> **Exercise requirements**
Write out the material again word for word, dropping any images it holds.

Records that describe figures:
= = = = = = =
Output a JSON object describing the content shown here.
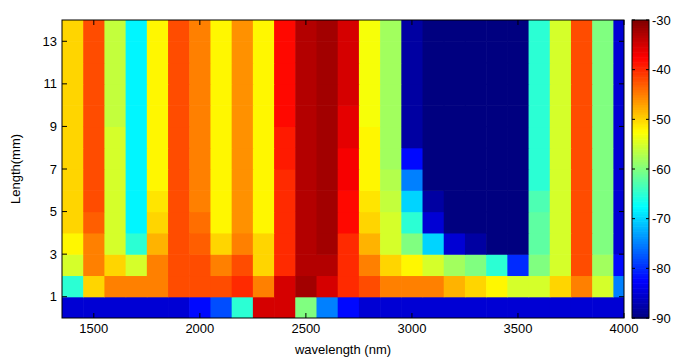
{
  "chart_data": {
    "type": "heatmap",
    "x_label": "wavelength (nm)",
    "y_label": "Length(mm)",
    "x": [
      1400,
      1500,
      1600,
      1700,
      1800,
      1900,
      2000,
      2100,
      2200,
      2300,
      2400,
      2500,
      2600,
      2700,
      2800,
      2900,
      3000,
      3100,
      3200,
      3300,
      3400,
      3500,
      3600,
      3700,
      3800,
      3900,
      4000
    ],
    "y": [
      0.5,
      1.5,
      2.5,
      3.5,
      4.5,
      5.5,
      6.5,
      7.5,
      8.5,
      9.5,
      10.5,
      11.5,
      12.5,
      13.5
    ],
    "cells": [
      [
        -85,
        -85,
        -85,
        -85,
        -85,
        -85,
        -82,
        -78,
        -65,
        -35,
        -35,
        -60,
        -75,
        -82,
        -85,
        -85,
        -85,
        -85,
        -85,
        -85,
        -85,
        -85,
        -85,
        -85,
        -85,
        -85,
        -85
      ],
      [
        -65,
        -50,
        -45,
        -45,
        -45,
        -42,
        -42,
        -42,
        -40,
        -45,
        -35,
        -32,
        -35,
        -40,
        -42,
        -45,
        -45,
        -45,
        -48,
        -50,
        -52,
        -55,
        -55,
        -50,
        -45,
        -55,
        -75
      ],
      [
        -55,
        -45,
        -50,
        -55,
        -45,
        -42,
        -42,
        -45,
        -42,
        -50,
        -40,
        -33,
        -33,
        -40,
        -45,
        -50,
        -52,
        -55,
        -58,
        -60,
        -65,
        -80,
        -60,
        -55,
        -42,
        -58,
        -82
      ],
      [
        -52,
        -45,
        -55,
        -65,
        -48,
        -42,
        -43,
        -50,
        -45,
        -50,
        -40,
        -33,
        -32,
        -40,
        -48,
        -55,
        -60,
        -70,
        -85,
        -88,
        -90,
        -90,
        -62,
        -55,
        -42,
        -60,
        -85
      ],
      [
        -50,
        -43,
        -55,
        -68,
        -50,
        -42,
        -44,
        -52,
        -46,
        -52,
        -40,
        -33,
        -32,
        -38,
        -50,
        -55,
        -65,
        -85,
        -90,
        -90,
        -90,
        -90,
        -62,
        -55,
        -42,
        -60,
        -85
      ],
      [
        -50,
        -42,
        -55,
        -68,
        -51,
        -42,
        -45,
        -52,
        -46,
        -52,
        -40,
        -33,
        -32,
        -38,
        -51,
        -56,
        -70,
        -88,
        -90,
        -90,
        -90,
        -90,
        -63,
        -55,
        -42,
        -60,
        -85
      ],
      [
        -50,
        -42,
        -55,
        -68,
        -52,
        -42,
        -45,
        -52,
        -46,
        -52,
        -40,
        -33,
        -32,
        -37,
        -52,
        -57,
        -75,
        -90,
        -90,
        -90,
        -90,
        -90,
        -65,
        -55,
        -42,
        -60,
        -85
      ],
      [
        -50,
        -42,
        -55,
        -68,
        -52,
        -42,
        -45,
        -52,
        -46,
        -52,
        -39,
        -33,
        -32,
        -37,
        -52,
        -58,
        -82,
        -90,
        -90,
        -90,
        -90,
        -90,
        -65,
        -55,
        -42,
        -60,
        -85
      ],
      [
        -50,
        -42,
        -55,
        -68,
        -52,
        -42,
        -45,
        -52,
        -46,
        -52,
        -39,
        -33,
        -32,
        -36,
        -52,
        -58,
        -88,
        -90,
        -90,
        -90,
        -90,
        -90,
        -65,
        -55,
        -42,
        -60,
        -85
      ],
      [
        -50,
        -42,
        -56,
        -68,
        -52,
        -42,
        -45,
        -52,
        -46,
        -52,
        -38,
        -33,
        -32,
        -36,
        -53,
        -58,
        -88,
        -90,
        -90,
        -90,
        -90,
        -90,
        -65,
        -55,
        -42,
        -60,
        -85
      ],
      [
        -50,
        -42,
        -56,
        -68,
        -52,
        -42,
        -45,
        -52,
        -46,
        -52,
        -38,
        -33,
        -32,
        -35,
        -53,
        -58,
        -88,
        -90,
        -90,
        -90,
        -90,
        -90,
        -65,
        -55,
        -42,
        -60,
        -85
      ],
      [
        -50,
        -42,
        -56,
        -68,
        -52,
        -42,
        -45,
        -52,
        -46,
        -52,
        -38,
        -33,
        -32,
        -35,
        -53,
        -58,
        -88,
        -90,
        -90,
        -90,
        -90,
        -90,
        -65,
        -55,
        -42,
        -60,
        -85
      ],
      [
        -50,
        -42,
        -56,
        -68,
        -52,
        -42,
        -45,
        -52,
        -46,
        -52,
        -38,
        -33,
        -32,
        -35,
        -53,
        -58,
        -88,
        -90,
        -90,
        -90,
        -90,
        -90,
        -65,
        -55,
        -42,
        -60,
        -85
      ],
      [
        -50,
        -42,
        -56,
        -68,
        -52,
        -42,
        -45,
        -52,
        -46,
        -52,
        -38,
        -33,
        -32,
        -35,
        -53,
        -58,
        -88,
        -90,
        -90,
        -90,
        -90,
        -90,
        -65,
        -55,
        -42,
        -60,
        -85
      ]
    ],
    "xlim": [
      1350,
      4000
    ],
    "ylim": [
      0,
      14
    ],
    "xticks": [
      1500,
      2000,
      2500,
      3000,
      3500,
      4000
    ],
    "yticks": [
      1,
      3,
      5,
      7,
      9,
      11,
      13
    ],
    "colorbar_range": [
      -90,
      -30
    ],
    "colorbar_ticks": [
      -30,
      -40,
      -50,
      -60,
      -70,
      -80,
      -90
    ]
  }
}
= = = = = = =
> **Output below**
Output a JSON object describing the content shown here.
{
  "chart_data": {
    "type": "heatmap",
    "x_label": "wavelength (nm)",
    "y_label": "Length(mm)",
    "x": [
      1400,
      1500,
      1600,
      1700,
      1800,
      1900,
      2000,
      2100,
      2200,
      2300,
      2400,
      2500,
      2600,
      2700,
      2800,
      2900,
      3000,
      3100,
      3200,
      3300,
      3400,
      3500,
      3600,
      3700,
      3800,
      3900,
      4000
    ],
    "y": [
      0.5,
      1.5,
      2.5,
      3.5,
      4.5,
      5.5,
      6.5,
      7.5,
      8.5,
      9.5,
      10.5,
      11.5,
      12.5,
      13.5
    ],
    "cells": [
      [
        -85,
        -85,
        -85,
        -85,
        -85,
        -85,
        -82,
        -78,
        -65,
        -35,
        -35,
        -60,
        -75,
        -82,
        -85,
        -85,
        -85,
        -85,
        -85,
        -85,
        -85,
        -85,
        -85,
        -85,
        -85,
        -85,
        -85
      ],
      [
        -65,
        -50,
        -45,
        -45,
        -45,
        -42,
        -42,
        -42,
        -40,
        -45,
        -35,
        -32,
        -35,
        -40,
        -42,
        -45,
        -45,
        -45,
        -48,
        -50,
        -52,
        -55,
        -55,
        -50,
        -45,
        -55,
        -75
      ],
      [
        -55,
        -45,
        -50,
        -55,
        -45,
        -42,
        -42,
        -45,
        -42,
        -50,
        -40,
        -33,
        -33,
        -40,
        -45,
        -50,
        -52,
        -55,
        -58,
        -60,
        -65,
        -80,
        -60,
        -55,
        -42,
        -58,
        -82
      ],
      [
        -52,
        -45,
        -55,
        -65,
        -48,
        -42,
        -43,
        -50,
        -45,
        -50,
        -40,
        -33,
        -32,
        -40,
        -48,
        -55,
        -60,
        -70,
        -85,
        -88,
        -90,
        -90,
        -62,
        -55,
        -42,
        -60,
        -85
      ],
      [
        -50,
        -43,
        -55,
        -68,
        -50,
        -42,
        -44,
        -52,
        -46,
        -52,
        -40,
        -33,
        -32,
        -38,
        -50,
        -55,
        -65,
        -85,
        -90,
        -90,
        -90,
        -90,
        -62,
        -55,
        -42,
        -60,
        -85
      ],
      [
        -50,
        -42,
        -55,
        -68,
        -51,
        -42,
        -45,
        -52,
        -46,
        -52,
        -40,
        -33,
        -32,
        -38,
        -51,
        -56,
        -70,
        -88,
        -90,
        -90,
        -90,
        -90,
        -63,
        -55,
        -42,
        -60,
        -85
      ],
      [
        -50,
        -42,
        -55,
        -68,
        -52,
        -42,
        -45,
        -52,
        -46,
        -52,
        -40,
        -33,
        -32,
        -37,
        -52,
        -57,
        -75,
        -90,
        -90,
        -90,
        -90,
        -90,
        -65,
        -55,
        -42,
        -60,
        -85
      ],
      [
        -50,
        -42,
        -55,
        -68,
        -52,
        -42,
        -45,
        -52,
        -46,
        -52,
        -39,
        -33,
        -32,
        -37,
        -52,
        -58,
        -82,
        -90,
        -90,
        -90,
        -90,
        -90,
        -65,
        -55,
        -42,
        -60,
        -85
      ],
      [
        -50,
        -42,
        -55,
        -68,
        -52,
        -42,
        -45,
        -52,
        -46,
        -52,
        -39,
        -33,
        -32,
        -36,
        -52,
        -58,
        -88,
        -90,
        -90,
        -90,
        -90,
        -90,
        -65,
        -55,
        -42,
        -60,
        -85
      ],
      [
        -50,
        -42,
        -56,
        -68,
        -52,
        -42,
        -45,
        -52,
        -46,
        -52,
        -38,
        -33,
        -32,
        -36,
        -53,
        -58,
        -88,
        -90,
        -90,
        -90,
        -90,
        -90,
        -65,
        -55,
        -42,
        -60,
        -85
      ],
      [
        -50,
        -42,
        -56,
        -68,
        -52,
        -42,
        -45,
        -52,
        -46,
        -52,
        -38,
        -33,
        -32,
        -35,
        -53,
        -58,
        -88,
        -90,
        -90,
        -90,
        -90,
        -90,
        -65,
        -55,
        -42,
        -60,
        -85
      ],
      [
        -50,
        -42,
        -56,
        -68,
        -52,
        -42,
        -45,
        -52,
        -46,
        -52,
        -38,
        -33,
        -32,
        -35,
        -53,
        -58,
        -88,
        -90,
        -90,
        -90,
        -90,
        -90,
        -65,
        -55,
        -42,
        -60,
        -85
      ],
      [
        -50,
        -42,
        -56,
        -68,
        -52,
        -42,
        -45,
        -52,
        -46,
        -52,
        -38,
        -33,
        -32,
        -35,
        -53,
        -58,
        -88,
        -90,
        -90,
        -90,
        -90,
        -90,
        -65,
        -55,
        -42,
        -60,
        -85
      ],
      [
        -50,
        -42,
        -56,
        -68,
        -52,
        -42,
        -45,
        -52,
        -46,
        -52,
        -38,
        -33,
        -32,
        -35,
        -53,
        -58,
        -88,
        -90,
        -90,
        -90,
        -90,
        -90,
        -65,
        -55,
        -42,
        -60,
        -85
      ]
    ],
    "xlim": [
      1350,
      4000
    ],
    "ylim": [
      0,
      14
    ],
    "xticks": [
      1500,
      2000,
      2500,
      3000,
      3500,
      4000
    ],
    "yticks": [
      1,
      3,
      5,
      7,
      9,
      11,
      13
    ],
    "colorbar_range": [
      -90,
      -30
    ],
    "colorbar_ticks": [
      -30,
      -40,
      -50,
      -60,
      -70,
      -80,
      -90
    ]
  }
}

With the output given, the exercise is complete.